[Records from a collection of figures]
• • • •

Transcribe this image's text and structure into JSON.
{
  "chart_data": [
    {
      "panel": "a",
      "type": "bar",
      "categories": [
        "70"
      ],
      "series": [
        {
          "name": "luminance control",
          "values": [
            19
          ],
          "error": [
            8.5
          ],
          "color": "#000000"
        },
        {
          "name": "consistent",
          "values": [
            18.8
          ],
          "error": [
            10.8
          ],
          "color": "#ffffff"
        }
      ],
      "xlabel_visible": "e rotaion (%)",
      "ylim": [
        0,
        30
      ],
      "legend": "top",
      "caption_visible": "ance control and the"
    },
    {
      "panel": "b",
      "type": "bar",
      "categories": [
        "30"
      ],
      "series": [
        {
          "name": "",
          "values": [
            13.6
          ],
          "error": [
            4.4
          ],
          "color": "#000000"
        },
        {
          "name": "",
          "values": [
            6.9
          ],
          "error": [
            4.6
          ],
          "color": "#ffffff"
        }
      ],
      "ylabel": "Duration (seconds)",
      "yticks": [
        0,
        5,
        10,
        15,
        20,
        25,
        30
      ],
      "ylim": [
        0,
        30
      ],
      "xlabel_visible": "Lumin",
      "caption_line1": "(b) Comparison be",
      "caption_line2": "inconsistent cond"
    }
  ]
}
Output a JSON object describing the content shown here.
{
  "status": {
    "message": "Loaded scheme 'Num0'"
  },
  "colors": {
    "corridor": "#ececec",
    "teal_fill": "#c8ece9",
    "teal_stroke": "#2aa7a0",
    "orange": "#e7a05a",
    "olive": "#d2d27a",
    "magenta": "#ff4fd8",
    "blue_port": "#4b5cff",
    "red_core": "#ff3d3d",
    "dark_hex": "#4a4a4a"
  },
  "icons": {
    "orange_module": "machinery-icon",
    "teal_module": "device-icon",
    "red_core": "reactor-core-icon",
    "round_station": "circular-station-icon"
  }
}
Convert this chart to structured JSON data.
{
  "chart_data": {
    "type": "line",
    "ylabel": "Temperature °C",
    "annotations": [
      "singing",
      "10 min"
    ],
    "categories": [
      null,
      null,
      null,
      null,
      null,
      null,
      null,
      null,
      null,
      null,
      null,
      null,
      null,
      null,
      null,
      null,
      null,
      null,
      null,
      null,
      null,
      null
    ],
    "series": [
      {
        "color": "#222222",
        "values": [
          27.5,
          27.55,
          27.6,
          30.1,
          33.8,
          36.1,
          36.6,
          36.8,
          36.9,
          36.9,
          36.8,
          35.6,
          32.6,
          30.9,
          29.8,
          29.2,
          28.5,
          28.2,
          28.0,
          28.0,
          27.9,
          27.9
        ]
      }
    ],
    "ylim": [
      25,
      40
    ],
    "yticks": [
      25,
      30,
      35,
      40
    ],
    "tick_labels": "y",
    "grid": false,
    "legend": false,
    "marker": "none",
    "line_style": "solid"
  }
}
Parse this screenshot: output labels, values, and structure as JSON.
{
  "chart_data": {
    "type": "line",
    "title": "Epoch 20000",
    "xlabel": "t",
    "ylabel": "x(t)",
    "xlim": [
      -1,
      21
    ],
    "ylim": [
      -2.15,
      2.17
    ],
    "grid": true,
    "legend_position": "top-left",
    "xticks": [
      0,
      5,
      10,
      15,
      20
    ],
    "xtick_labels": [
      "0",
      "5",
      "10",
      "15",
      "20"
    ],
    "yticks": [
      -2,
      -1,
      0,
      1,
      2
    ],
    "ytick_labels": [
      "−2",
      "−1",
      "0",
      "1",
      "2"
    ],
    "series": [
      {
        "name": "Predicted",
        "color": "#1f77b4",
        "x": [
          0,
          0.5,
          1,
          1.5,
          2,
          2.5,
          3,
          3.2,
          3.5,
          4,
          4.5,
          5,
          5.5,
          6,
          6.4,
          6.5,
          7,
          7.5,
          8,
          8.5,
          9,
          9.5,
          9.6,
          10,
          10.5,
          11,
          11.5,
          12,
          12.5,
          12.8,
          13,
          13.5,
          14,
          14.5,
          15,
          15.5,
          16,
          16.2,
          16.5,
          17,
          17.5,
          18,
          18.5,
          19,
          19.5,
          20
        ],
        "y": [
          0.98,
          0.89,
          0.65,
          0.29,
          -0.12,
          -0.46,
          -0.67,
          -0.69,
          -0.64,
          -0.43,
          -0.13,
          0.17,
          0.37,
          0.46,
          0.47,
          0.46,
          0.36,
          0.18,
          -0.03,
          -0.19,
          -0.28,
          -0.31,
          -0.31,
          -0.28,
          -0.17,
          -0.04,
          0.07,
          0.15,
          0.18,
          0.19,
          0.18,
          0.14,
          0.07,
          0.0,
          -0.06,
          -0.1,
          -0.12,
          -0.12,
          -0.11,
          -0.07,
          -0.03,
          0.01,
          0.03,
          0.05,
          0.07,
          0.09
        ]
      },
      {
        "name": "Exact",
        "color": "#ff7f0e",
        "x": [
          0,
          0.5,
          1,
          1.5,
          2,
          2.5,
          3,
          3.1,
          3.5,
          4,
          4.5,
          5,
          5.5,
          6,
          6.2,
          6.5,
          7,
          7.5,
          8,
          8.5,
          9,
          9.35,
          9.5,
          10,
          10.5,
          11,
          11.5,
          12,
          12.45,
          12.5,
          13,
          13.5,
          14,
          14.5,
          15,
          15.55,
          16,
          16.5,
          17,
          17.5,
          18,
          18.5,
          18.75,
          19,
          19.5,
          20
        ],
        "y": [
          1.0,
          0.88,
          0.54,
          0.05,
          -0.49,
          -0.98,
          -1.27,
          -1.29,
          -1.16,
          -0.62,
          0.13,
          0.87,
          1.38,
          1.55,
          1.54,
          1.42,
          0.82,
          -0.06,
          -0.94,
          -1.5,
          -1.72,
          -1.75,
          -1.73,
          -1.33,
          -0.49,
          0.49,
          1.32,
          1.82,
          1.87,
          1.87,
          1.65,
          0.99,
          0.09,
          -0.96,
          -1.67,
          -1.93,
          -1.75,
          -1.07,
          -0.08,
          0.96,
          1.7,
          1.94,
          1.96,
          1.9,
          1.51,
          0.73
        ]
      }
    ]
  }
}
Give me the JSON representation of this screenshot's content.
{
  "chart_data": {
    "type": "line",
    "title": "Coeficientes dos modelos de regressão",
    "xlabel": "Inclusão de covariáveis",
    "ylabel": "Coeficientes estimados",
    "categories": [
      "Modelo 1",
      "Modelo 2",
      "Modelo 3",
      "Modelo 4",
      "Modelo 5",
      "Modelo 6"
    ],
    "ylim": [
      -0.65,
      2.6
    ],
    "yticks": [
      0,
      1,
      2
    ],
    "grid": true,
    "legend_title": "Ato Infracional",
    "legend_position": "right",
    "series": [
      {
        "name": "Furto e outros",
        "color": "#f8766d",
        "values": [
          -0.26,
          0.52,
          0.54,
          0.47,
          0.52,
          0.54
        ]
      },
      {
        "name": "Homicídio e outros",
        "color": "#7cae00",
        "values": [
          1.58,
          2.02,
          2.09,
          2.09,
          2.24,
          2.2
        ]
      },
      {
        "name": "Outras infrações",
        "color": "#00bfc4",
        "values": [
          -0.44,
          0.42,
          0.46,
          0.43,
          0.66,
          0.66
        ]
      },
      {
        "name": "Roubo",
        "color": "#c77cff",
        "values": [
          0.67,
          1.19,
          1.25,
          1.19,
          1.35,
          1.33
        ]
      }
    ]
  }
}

• • • •

Repeat all entries. Match them exactly.

Transcribe this image's text and structure into JSON.
{
  "chart_data": [
    {
      "panel": "a",
      "type": "bar",
      "categories": [
        "70"
      ],
      "series": [
        {
          "name": "luminance control",
          "values": [
            19
          ],
          "error": [
            8.5
          ],
          "color": "#000000"
        },
        {
          "name": "consistent",
          "values": [
            18.8
          ],
          "error": [
            10.8
          ],
          "color": "#ffffff"
        }
      ],
      "xlabel_visible": "e rotaion (%)",
      "ylim": [
        0,
        30
      ],
      "legend": "top",
      "caption_visible": "ance control and the"
    },
    {
      "panel": "b",
      "type": "bar",
      "categories": [
        "30"
      ],
      "series": [
        {
          "name": "",
          "values": [
            13.6
          ],
          "error": [
            4.4
          ],
          "color": "#000000"
        },
        {
          "name": "",
          "values": [
            6.9
          ],
          "error": [
            4.6
          ],
          "color": "#ffffff"
        }
      ],
      "ylabel": "Duration (seconds)",
      "yticks": [
        0,
        5,
        10,
        15,
        20,
        25,
        30
      ],
      "ylim": [
        0,
        30
      ],
      "xlabel_visible": "Lumin",
      "caption_line1": "(b) Comparison be",
      "caption_line2": "inconsistent cond"
    }
  ]
}
Output a JSON object describing the content shown here.
{
  "status": {
    "message": "Loaded scheme 'Num0'"
  },
  "colors": {
    "corridor": "#ececec",
    "teal_fill": "#c8ece9",
    "teal_stroke": "#2aa7a0",
    "orange": "#e7a05a",
    "olive": "#d2d27a",
    "magenta": "#ff4fd8",
    "blue_port": "#4b5cff",
    "red_core": "#ff3d3d",
    "dark_hex": "#4a4a4a"
  },
  "icons": {
    "orange_module": "machinery-icon",
    "teal_module": "device-icon",
    "red_core": "reactor-core-icon",
    "round_station": "circular-station-icon"
  }
}
Convert this chart to structured JSON data.
{
  "chart_data": {
    "type": "line",
    "ylabel": "Temperature °C",
    "annotations": [
      "singing",
      "10 min"
    ],
    "categories": [
      null,
      null,
      null,
      null,
      null,
      null,
      null,
      null,
      null,
      null,
      null,
      null,
      null,
      null,
      null,
      null,
      null,
      null,
      null,
      null,
      null,
      null
    ],
    "series": [
      {
        "color": "#222222",
        "values": [
          27.5,
          27.55,
          27.6,
          30.1,
          33.8,
          36.1,
          36.6,
          36.8,
          36.9,
          36.9,
          36.8,
          35.6,
          32.6,
          30.9,
          29.8,
          29.2,
          28.5,
          28.2,
          28.0,
          28.0,
          27.9,
          27.9
        ]
      }
    ],
    "ylim": [
      25,
      40
    ],
    "yticks": [
      25,
      30,
      35,
      40
    ],
    "tick_labels": "y",
    "grid": false,
    "legend": false,
    "marker": "none",
    "line_style": "solid"
  }
}
Parse this screenshot: output labels, values, and structure as JSON.
{
  "chart_data": {
    "type": "line",
    "title": "Epoch 20000",
    "xlabel": "t",
    "ylabel": "x(t)",
    "xlim": [
      -1,
      21
    ],
    "ylim": [
      -2.15,
      2.17
    ],
    "grid": true,
    "legend_position": "top-left",
    "xticks": [
      0,
      5,
      10,
      15,
      20
    ],
    "xtick_labels": [
      "0",
      "5",
      "10",
      "15",
      "20"
    ],
    "yticks": [
      -2,
      -1,
      0,
      1,
      2
    ],
    "ytick_labels": [
      "−2",
      "−1",
      "0",
      "1",
      "2"
    ],
    "series": [
      {
        "name": "Predicted",
        "color": "#1f77b4",
        "x": [
          0,
          0.5,
          1,
          1.5,
          2,
          2.5,
          3,
          3.2,
          3.5,
          4,
          4.5,
          5,
          5.5,
          6,
          6.4,
          6.5,
          7,
          7.5,
          8,
          8.5,
          9,
          9.5,
          9.6,
          10,
          10.5,
          11,
          11.5,
          12,
          12.5,
          12.8,
          13,
          13.5,
          14,
          14.5,
          15,
          15.5,
          16,
          16.2,
          16.5,
          17,
          17.5,
          18,
          18.5,
          19,
          19.5,
          20
        ],
        "y": [
          0.98,
          0.89,
          0.65,
          0.29,
          -0.12,
          -0.46,
          -0.67,
          -0.69,
          -0.64,
          -0.43,
          -0.13,
          0.17,
          0.37,
          0.46,
          0.47,
          0.46,
          0.36,
          0.18,
          -0.03,
          -0.19,
          -0.28,
          -0.31,
          -0.31,
          -0.28,
          -0.17,
          -0.04,
          0.07,
          0.15,
          0.18,
          0.19,
          0.18,
          0.14,
          0.07,
          0.0,
          -0.06,
          -0.1,
          -0.12,
          -0.12,
          -0.11,
          -0.07,
          -0.03,
          0.01,
          0.03,
          0.05,
          0.07,
          0.09
        ]
      },
      {
        "name": "Exact",
        "color": "#ff7f0e",
        "x": [
          0,
          0.5,
          1,
          1.5,
          2,
          2.5,
          3,
          3.1,
          3.5,
          4,
          4.5,
          5,
          5.5,
          6,
          6.2,
          6.5,
          7,
          7.5,
          8,
          8.5,
          9,
          9.35,
          9.5,
          10,
          10.5,
          11,
          11.5,
          12,
          12.45,
          12.5,
          13,
          13.5,
          14,
          14.5,
          15,
          15.55,
          16,
          16.5,
          17,
          17.5,
          18,
          18.5,
          18.75,
          19,
          19.5,
          20
        ],
        "y": [
          1.0,
          0.88,
          0.54,
          0.05,
          -0.49,
          -0.98,
          -1.27,
          -1.29,
          -1.16,
          -0.62,
          0.13,
          0.87,
          1.38,
          1.55,
          1.54,
          1.42,
          0.82,
          -0.06,
          -0.94,
          -1.5,
          -1.72,
          -1.75,
          -1.73,
          -1.33,
          -0.49,
          0.49,
          1.32,
          1.82,
          1.87,
          1.87,
          1.65,
          0.99,
          0.09,
          -0.96,
          -1.67,
          -1.93,
          -1.75,
          -1.07,
          -0.08,
          0.96,
          1.7,
          1.94,
          1.96,
          1.9,
          1.51,
          0.73
        ]
      }
    ]
  }
}
Give me the JSON representation of this screenshot's content.
{
  "chart_data": {
    "type": "line",
    "title": "Coeficientes dos modelos de regressão",
    "xlabel": "Inclusão de covariáveis",
    "ylabel": "Coeficientes estimados",
    "categories": [
      "Modelo 1",
      "Modelo 2",
      "Modelo 3",
      "Modelo 4",
      "Modelo 5",
      "Modelo 6"
    ],
    "ylim": [
      -0.65,
      2.6
    ],
    "yticks": [
      0,
      1,
      2
    ],
    "grid": true,
    "legend_title": "Ato Infracional",
    "legend_position": "right",
    "series": [
      {
        "name": "Furto e outros",
        "color": "#f8766d",
        "values": [
          -0.26,
          0.52,
          0.54,
          0.47,
          0.52,
          0.54
        ]
      },
      {
        "name": "Homicídio e outros",
        "color": "#7cae00",
        "values": [
          1.58,
          2.02,
          2.09,
          2.09,
          2.24,
          2.2
        ]
      },
      {
        "name": "Outras infrações",
        "color": "#00bfc4",
        "values": [
          -0.44,
          0.42,
          0.46,
          0.43,
          0.66,
          0.66
        ]
      },
      {
        "name": "Roubo",
        "color": "#c77cff",
        "values": [
          0.67,
          1.19,
          1.25,
          1.19,
          1.35,
          1.33
        ]
      }
    ]
  }
}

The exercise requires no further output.